WORK REQUEST: Make an exact copy of the entries below.

INPUT FOR THIS TASK:
----
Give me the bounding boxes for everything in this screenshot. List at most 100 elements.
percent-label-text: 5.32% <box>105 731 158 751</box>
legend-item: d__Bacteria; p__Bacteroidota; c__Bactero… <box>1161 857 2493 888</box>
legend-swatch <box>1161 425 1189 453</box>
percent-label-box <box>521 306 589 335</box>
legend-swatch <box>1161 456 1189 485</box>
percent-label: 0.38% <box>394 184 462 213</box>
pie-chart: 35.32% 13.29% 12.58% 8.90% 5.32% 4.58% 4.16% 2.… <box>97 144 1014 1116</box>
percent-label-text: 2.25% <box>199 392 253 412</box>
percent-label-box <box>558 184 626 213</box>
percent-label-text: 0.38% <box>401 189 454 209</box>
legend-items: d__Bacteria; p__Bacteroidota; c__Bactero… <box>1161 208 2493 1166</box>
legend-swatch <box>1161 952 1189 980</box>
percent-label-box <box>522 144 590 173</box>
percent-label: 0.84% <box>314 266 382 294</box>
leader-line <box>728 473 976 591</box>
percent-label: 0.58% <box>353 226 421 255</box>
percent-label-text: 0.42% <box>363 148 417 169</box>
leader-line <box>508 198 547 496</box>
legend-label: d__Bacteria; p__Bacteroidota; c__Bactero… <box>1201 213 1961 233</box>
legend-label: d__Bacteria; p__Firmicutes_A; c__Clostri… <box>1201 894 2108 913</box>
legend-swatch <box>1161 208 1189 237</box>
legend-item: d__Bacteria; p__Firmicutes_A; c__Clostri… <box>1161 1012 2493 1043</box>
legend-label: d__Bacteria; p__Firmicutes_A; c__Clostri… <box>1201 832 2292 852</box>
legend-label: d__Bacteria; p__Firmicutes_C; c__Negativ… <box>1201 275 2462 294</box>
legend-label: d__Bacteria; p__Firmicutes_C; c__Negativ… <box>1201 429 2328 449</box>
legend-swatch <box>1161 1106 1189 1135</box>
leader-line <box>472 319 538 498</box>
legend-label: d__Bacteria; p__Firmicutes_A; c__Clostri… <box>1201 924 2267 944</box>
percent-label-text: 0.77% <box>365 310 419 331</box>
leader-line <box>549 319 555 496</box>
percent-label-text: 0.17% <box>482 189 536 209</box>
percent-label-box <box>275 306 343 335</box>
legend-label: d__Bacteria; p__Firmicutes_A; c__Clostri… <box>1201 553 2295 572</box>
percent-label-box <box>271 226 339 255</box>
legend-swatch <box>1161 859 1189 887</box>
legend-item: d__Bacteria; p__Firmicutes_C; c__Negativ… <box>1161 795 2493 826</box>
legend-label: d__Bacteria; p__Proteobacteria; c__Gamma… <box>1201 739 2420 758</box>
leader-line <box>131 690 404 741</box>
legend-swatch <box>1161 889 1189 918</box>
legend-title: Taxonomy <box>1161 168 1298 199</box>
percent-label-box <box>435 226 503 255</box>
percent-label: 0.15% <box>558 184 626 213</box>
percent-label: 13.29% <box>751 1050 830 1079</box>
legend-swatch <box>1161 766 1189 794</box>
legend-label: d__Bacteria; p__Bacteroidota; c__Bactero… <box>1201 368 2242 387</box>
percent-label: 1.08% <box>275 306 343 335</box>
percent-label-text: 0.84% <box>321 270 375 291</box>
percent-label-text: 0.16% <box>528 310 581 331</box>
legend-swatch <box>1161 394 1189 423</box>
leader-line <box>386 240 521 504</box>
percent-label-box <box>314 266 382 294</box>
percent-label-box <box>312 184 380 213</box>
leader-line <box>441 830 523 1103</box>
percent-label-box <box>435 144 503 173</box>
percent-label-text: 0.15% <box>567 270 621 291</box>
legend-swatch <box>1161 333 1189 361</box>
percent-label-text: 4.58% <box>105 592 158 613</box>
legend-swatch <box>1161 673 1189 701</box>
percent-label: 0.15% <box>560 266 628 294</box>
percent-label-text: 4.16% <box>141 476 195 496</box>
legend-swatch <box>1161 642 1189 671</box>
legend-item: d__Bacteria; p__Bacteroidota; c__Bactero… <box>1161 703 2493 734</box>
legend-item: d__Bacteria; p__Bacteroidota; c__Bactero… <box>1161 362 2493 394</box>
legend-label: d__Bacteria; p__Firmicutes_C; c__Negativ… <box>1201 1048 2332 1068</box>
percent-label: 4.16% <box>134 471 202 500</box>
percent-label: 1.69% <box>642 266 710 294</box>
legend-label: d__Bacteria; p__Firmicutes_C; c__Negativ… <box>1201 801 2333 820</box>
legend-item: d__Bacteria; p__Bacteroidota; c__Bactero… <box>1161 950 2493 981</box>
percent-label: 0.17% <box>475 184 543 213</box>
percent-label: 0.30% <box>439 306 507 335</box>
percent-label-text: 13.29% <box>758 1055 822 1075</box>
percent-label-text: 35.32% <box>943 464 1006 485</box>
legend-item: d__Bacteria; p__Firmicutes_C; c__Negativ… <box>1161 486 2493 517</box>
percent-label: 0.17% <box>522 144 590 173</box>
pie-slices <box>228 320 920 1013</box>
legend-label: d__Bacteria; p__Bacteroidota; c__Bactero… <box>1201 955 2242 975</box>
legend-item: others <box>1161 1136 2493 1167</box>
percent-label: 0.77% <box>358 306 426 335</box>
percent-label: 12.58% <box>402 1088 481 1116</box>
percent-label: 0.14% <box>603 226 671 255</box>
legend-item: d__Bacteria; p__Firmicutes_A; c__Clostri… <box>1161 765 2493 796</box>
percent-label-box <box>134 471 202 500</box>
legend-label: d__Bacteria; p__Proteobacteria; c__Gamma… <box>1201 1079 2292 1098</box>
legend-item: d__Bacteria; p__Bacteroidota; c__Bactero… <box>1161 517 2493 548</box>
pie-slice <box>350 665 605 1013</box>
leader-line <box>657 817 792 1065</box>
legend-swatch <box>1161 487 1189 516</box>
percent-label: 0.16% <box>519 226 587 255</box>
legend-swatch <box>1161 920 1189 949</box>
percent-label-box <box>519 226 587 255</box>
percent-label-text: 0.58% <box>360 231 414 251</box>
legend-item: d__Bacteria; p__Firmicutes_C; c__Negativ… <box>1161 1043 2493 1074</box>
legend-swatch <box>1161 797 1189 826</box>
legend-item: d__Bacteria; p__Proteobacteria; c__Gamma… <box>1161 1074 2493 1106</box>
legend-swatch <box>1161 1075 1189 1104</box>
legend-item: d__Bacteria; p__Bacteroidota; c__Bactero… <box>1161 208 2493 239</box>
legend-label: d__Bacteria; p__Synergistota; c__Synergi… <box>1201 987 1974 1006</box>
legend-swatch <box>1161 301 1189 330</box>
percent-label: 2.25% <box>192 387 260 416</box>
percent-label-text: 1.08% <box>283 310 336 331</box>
----
RESULT FOR THIS TASK:
Give me the bounding boxes for everything in this screenshot. List at most 100 elements.
percent-label-text: 5.32% <box>105 731 158 751</box>
legend-item: d__Bacteria; p__Bacteroidota; c__Bactero… <box>1161 857 2493 888</box>
legend-swatch <box>1161 425 1189 453</box>
percent-label-box <box>521 306 589 335</box>
legend-swatch <box>1161 456 1189 485</box>
percent-label: 0.38% <box>394 184 462 213</box>
pie-chart: 35.32% 13.29% 12.58% 8.90% 5.32% 4.58% 4.16% 2.… <box>97 144 1014 1116</box>
percent-label-text: 2.25% <box>199 392 253 412</box>
percent-label-box <box>558 184 626 213</box>
percent-label-text: 0.38% <box>401 189 454 209</box>
legend-items: d__Bacteria; p__Bacteroidota; c__Bactero… <box>1161 208 2493 1166</box>
legend-swatch <box>1161 952 1189 980</box>
percent-label-box <box>522 144 590 173</box>
percent-label: 0.84% <box>314 266 382 294</box>
leader-line <box>728 473 976 591</box>
percent-label: 0.58% <box>353 226 421 255</box>
percent-label-text: 0.42% <box>363 148 417 169</box>
leader-line <box>508 198 547 496</box>
legend-label: d__Bacteria; p__Bacteroidota; c__Bactero… <box>1201 213 1961 233</box>
legend-label: d__Bacteria; p__Firmicutes_A; c__Clostri… <box>1201 894 2108 913</box>
legend-swatch <box>1161 208 1189 237</box>
legend-item: d__Bacteria; p__Firmicutes_A; c__Clostri… <box>1161 1012 2493 1043</box>
legend-label: d__Bacteria; p__Firmicutes_A; c__Clostri… <box>1201 832 2292 852</box>
legend-label: d__Bacteria; p__Firmicutes_C; c__Negativ… <box>1201 275 2462 294</box>
legend-label: d__Bacteria; p__Firmicutes_C; c__Negativ… <box>1201 429 2328 449</box>
legend-swatch <box>1161 1106 1189 1135</box>
leader-line <box>472 319 538 498</box>
legend-label: d__Bacteria; p__Firmicutes_A; c__Clostri… <box>1201 924 2267 944</box>
percent-label-text: 0.77% <box>365 310 419 331</box>
leader-line <box>549 319 555 496</box>
percent-label-text: 0.17% <box>482 189 536 209</box>
percent-label-box <box>275 306 343 335</box>
legend-label: d__Bacteria; p__Firmicutes_A; c__Clostri… <box>1201 553 2295 572</box>
percent-label-box <box>271 226 339 255</box>
legend-swatch <box>1161 859 1189 887</box>
legend-item: d__Bacteria; p__Firmicutes_C; c__Negativ… <box>1161 795 2493 826</box>
legend-label: d__Bacteria; p__Proteobacteria; c__Gamma… <box>1201 739 2420 758</box>
leader-line <box>131 690 404 741</box>
legend-swatch <box>1161 889 1189 918</box>
legend-title: Taxonomy <box>1161 168 1298 199</box>
percent-label-box <box>435 226 503 255</box>
percent-label: 0.15% <box>558 184 626 213</box>
percent-label: 13.29% <box>751 1050 830 1079</box>
legend-swatch <box>1161 766 1189 794</box>
legend-label: d__Bacteria; p__Bacteroidota; c__Bactero… <box>1201 368 2242 387</box>
percent-label: 1.08% <box>275 306 343 335</box>
percent-label-text: 0.84% <box>321 270 375 291</box>
percent-label-text: 0.16% <box>528 310 581 331</box>
legend-swatch <box>1161 394 1189 423</box>
leader-line <box>386 240 521 504</box>
percent-label-box <box>314 266 382 294</box>
percent-label-box <box>312 184 380 213</box>
leader-line <box>441 830 523 1103</box>
percent-label-box <box>435 144 503 173</box>
percent-label-text: 0.15% <box>567 270 621 291</box>
legend-swatch <box>1161 333 1189 361</box>
percent-label-text: 4.58% <box>105 592 158 613</box>
legend-swatch <box>1161 673 1189 701</box>
percent-label: 0.15% <box>560 266 628 294</box>
percent-label-text: 4.16% <box>141 476 195 496</box>
legend-swatch <box>1161 642 1189 671</box>
legend-item: d__Bacteria; p__Bacteroidota; c__Bactero… <box>1161 703 2493 734</box>
legend-item: d__Bacteria; p__Bacteroidota; c__Bactero… <box>1161 362 2493 394</box>
legend-label: d__Bacteria; p__Firmicutes_C; c__Negativ… <box>1201 1048 2332 1068</box>
percent-label: 4.16% <box>134 471 202 500</box>
percent-label: 1.69% <box>642 266 710 294</box>
legend-label: d__Bacteria; p__Firmicutes_C; c__Negativ… <box>1201 801 2333 820</box>
legend-item: d__Bacteria; p__Bacteroidota; c__Bactero… <box>1161 950 2493 981</box>
percent-label: 0.17% <box>475 184 543 213</box>
percent-label: 0.30% <box>439 306 507 335</box>
percent-label-text: 13.29% <box>758 1055 822 1075</box>
percent-label-text: 35.32% <box>943 464 1006 485</box>
legend-item: d__Bacteria; p__Firmicutes_C; c__Negativ… <box>1161 486 2493 517</box>
percent-label: 0.17% <box>522 144 590 173</box>
pie-slices <box>228 320 920 1013</box>
legend-label: d__Bacteria; p__Bacteroidota; c__Bactero… <box>1201 955 2242 975</box>
legend-item: others <box>1161 1136 2493 1167</box>
percent-label: 0.77% <box>358 306 426 335</box>
percent-label: 12.58% <box>402 1088 481 1116</box>
percent-label: 0.14% <box>603 226 671 255</box>
legend-item: d__Bacteria; p__Firmicutes_A; c__Clostri… <box>1161 765 2493 796</box>
percent-label-box <box>134 471 202 500</box>
legend-label: d__Bacteria; p__Proteobacteria; c__Gamma… <box>1201 1079 2292 1098</box>
legend-item: d__Bacteria; p__Bacteroidota; c__Bactero… <box>1161 517 2493 548</box>
pie-slice <box>350 665 605 1013</box>
leader-line <box>657 817 792 1065</box>
legend-swatch <box>1161 487 1189 516</box>
percent-label: 0.16% <box>519 226 587 255</box>
legend-swatch <box>1161 920 1189 949</box>
percent-label-box <box>519 226 587 255</box>
percent-label-text: 0.58% <box>360 231 414 251</box>
legend-item: d__Bacteria; p__Firmicutes_C; c__Negativ… <box>1161 1043 2493 1074</box>
legend-swatch <box>1161 797 1189 826</box>
legend-item: d__Bacteria; p__Proteobacteria; c__Gamma… <box>1161 1074 2493 1106</box>
legend-swatch <box>1161 1075 1189 1104</box>
legend-item: d__Bacteria; p__Bacteroidota; c__Bactero… <box>1161 208 2493 239</box>
legend-label: d__Bacteria; p__Synergistota; c__Synergi… <box>1201 987 1974 1006</box>
legend-swatch <box>1161 301 1189 330</box>
percent-label: 2.25% <box>192 387 260 416</box>
percent-label-text: 1.08% <box>283 310 336 331</box>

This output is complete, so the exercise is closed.